• Input material:
• • • • •

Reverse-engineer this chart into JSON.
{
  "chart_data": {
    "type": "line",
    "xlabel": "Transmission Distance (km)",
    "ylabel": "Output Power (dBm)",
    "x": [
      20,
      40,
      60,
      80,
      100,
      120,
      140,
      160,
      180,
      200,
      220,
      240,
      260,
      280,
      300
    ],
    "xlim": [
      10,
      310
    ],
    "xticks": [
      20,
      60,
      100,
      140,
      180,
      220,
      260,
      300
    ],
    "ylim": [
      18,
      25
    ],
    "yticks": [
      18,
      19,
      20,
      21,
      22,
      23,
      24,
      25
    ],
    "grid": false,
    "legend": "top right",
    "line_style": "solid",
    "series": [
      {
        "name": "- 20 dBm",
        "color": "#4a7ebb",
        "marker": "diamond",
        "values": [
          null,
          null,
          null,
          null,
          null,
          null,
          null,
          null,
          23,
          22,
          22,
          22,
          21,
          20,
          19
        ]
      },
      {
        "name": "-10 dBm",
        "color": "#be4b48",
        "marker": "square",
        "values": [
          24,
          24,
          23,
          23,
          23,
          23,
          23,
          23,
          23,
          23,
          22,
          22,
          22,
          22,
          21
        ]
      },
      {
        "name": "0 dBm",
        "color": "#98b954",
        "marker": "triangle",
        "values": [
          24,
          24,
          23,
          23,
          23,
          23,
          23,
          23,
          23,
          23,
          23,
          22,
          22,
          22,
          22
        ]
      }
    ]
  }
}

• • • • •

• What is expected: Set down the entries verbatim, leaving none out.

• Worked solution:
Reverse-engineer this chart into JSON.
{
  "chart_data": {
    "type": "line",
    "xlabel": "Transmission Distance (km)",
    "ylabel": "Output Power (dBm)",
    "x": [
      20,
      40,
      60,
      80,
      100,
      120,
      140,
      160,
      180,
      200,
      220,
      240,
      260,
      280,
      300
    ],
    "xlim": [
      10,
      310
    ],
    "xticks": [
      20,
      60,
      100,
      140,
      180,
      220,
      260,
      300
    ],
    "ylim": [
      18,
      25
    ],
    "yticks": [
      18,
      19,
      20,
      21,
      22,
      23,
      24,
      25
    ],
    "grid": false,
    "legend": "top right",
    "line_style": "solid",
    "series": [
      {
        "name": "- 20 dBm",
        "color": "#4a7ebb",
        "marker": "diamond",
        "values": [
          null,
          null,
          null,
          null,
          null,
          null,
          null,
          null,
          23,
          22,
          22,
          22,
          21,
          20,
          19
        ]
      },
      {
        "name": "-10 dBm",
        "color": "#be4b48",
        "marker": "square",
        "values": [
          24,
          24,
          23,
          23,
          23,
          23,
          23,
          23,
          23,
          23,
          22,
          22,
          22,
          22,
          21
        ]
      },
      {
        "name": "0 dBm",
        "color": "#98b954",
        "marker": "triangle",
        "values": [
          24,
          24,
          23,
          23,
          23,
          23,
          23,
          23,
          23,
          23,
          23,
          22,
          22,
          22,
          22
        ]
      }
    ]
  }
}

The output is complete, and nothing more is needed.